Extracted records
((
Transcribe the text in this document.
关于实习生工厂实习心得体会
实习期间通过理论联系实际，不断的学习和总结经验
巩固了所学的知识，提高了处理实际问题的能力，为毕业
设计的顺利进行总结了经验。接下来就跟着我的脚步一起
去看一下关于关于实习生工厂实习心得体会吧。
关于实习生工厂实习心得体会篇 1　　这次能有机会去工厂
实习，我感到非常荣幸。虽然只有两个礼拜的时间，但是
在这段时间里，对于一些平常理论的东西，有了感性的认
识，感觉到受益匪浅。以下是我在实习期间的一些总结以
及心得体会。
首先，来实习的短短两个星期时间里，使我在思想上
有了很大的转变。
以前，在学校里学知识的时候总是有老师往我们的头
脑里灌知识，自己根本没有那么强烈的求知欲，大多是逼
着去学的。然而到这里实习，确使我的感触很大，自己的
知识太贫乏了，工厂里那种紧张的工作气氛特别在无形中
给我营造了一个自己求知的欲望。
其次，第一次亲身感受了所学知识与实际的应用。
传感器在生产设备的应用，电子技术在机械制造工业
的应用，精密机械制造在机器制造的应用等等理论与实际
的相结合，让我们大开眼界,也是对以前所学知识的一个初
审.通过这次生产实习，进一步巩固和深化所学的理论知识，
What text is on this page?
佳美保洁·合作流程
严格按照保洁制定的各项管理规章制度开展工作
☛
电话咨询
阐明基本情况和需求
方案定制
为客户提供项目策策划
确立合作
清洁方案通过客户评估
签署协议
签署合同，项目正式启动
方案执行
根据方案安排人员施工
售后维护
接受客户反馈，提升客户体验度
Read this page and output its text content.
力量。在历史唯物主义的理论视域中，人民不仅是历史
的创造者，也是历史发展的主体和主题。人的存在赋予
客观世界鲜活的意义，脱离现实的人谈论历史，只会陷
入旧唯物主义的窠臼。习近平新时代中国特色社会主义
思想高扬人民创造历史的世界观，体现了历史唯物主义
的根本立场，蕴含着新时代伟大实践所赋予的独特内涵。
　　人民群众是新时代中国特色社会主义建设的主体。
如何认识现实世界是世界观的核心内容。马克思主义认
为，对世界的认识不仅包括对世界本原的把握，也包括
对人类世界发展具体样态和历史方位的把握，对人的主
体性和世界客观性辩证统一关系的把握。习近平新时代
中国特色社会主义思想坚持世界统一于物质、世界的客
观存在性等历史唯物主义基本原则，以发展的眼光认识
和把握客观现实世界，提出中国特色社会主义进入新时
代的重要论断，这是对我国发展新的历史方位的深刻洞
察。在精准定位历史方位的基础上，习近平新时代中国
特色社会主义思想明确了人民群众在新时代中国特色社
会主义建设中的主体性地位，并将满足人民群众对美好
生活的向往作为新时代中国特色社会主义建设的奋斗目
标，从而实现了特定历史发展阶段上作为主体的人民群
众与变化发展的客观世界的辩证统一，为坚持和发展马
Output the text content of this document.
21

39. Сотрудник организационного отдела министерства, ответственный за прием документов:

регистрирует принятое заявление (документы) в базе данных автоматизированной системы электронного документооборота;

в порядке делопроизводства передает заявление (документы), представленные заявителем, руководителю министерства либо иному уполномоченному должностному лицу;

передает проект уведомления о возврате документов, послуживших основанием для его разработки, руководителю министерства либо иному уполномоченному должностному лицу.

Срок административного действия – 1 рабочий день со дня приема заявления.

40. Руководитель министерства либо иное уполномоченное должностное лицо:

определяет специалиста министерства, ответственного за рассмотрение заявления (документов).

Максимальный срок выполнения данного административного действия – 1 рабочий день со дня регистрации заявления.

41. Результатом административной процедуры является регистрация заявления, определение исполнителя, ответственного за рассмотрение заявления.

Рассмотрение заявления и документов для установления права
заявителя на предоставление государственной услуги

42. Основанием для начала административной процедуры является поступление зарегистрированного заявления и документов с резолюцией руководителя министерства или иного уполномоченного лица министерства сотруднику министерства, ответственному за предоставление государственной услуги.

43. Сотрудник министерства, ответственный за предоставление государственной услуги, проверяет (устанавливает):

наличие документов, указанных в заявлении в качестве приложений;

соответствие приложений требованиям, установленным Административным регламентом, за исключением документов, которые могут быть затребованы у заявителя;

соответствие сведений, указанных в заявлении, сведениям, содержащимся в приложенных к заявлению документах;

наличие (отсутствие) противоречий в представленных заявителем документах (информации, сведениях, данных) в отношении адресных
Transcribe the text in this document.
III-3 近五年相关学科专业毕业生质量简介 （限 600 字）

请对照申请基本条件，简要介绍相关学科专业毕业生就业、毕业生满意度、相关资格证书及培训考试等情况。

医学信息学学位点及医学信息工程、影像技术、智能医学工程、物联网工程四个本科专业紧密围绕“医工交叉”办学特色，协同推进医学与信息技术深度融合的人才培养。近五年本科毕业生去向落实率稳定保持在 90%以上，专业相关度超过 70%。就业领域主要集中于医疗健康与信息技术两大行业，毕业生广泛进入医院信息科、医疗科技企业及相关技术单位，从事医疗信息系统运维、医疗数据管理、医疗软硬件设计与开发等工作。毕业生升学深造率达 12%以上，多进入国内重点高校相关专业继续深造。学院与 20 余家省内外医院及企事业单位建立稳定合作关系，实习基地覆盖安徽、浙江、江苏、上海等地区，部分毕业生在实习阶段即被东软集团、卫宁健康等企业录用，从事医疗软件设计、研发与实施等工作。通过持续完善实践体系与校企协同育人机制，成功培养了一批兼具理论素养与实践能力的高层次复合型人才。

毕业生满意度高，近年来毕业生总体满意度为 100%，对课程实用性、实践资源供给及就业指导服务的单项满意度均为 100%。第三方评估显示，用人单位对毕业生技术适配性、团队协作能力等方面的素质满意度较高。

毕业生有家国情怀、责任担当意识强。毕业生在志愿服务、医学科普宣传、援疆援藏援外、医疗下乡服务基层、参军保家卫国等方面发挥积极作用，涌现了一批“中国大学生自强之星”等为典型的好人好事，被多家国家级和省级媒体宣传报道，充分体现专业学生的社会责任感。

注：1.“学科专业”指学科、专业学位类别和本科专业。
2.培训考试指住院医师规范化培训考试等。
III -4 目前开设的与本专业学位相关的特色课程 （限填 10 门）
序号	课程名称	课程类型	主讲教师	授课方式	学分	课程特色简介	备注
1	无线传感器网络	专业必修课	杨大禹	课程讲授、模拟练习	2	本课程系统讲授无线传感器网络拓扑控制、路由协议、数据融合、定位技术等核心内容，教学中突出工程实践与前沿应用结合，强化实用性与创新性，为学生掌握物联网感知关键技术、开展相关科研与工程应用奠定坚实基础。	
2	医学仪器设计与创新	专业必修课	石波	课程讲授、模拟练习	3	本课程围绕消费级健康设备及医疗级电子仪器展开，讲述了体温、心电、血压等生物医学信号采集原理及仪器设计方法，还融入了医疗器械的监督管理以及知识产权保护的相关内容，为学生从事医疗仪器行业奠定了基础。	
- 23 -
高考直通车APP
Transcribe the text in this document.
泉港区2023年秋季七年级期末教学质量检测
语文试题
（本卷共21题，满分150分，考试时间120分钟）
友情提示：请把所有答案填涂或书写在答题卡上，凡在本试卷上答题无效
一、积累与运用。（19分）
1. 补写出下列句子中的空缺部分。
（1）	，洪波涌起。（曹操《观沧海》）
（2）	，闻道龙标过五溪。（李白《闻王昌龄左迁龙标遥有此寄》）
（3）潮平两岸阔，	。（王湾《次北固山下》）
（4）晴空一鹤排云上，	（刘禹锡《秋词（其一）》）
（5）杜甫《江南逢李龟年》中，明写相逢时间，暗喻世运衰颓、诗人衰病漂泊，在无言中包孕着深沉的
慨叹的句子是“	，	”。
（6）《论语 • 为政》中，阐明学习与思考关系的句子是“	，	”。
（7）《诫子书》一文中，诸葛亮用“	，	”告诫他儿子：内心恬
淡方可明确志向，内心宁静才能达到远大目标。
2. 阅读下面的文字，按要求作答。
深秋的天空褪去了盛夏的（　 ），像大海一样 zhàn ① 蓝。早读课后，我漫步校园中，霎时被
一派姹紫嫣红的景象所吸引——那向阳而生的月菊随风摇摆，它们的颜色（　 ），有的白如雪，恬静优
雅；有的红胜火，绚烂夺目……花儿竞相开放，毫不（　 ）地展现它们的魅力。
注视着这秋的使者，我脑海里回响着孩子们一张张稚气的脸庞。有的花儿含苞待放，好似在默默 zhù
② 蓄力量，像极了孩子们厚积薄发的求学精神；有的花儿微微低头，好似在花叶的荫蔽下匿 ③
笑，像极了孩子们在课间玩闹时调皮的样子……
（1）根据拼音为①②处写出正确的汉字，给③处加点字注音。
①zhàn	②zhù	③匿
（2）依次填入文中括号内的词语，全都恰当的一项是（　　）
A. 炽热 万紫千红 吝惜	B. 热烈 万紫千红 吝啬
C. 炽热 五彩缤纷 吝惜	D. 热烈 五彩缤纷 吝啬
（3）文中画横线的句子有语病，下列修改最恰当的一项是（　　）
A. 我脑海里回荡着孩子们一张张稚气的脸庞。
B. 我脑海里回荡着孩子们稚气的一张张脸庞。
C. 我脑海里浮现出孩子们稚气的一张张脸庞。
))
▶ [WHAT THE TASK REQUIRES]
List the lines of the entries that include "руководителю".

▶ [RESPONSE]
в порядке делопроизводства передает заявление (документы), представленные заявителем, руководителю министерства либо иному уполномоченному должностному лицу;
передает проект уведомления о возврате документов, послуживших основанием для его разработки, руководителю министерства либо иному уполномоченному должностному лицу.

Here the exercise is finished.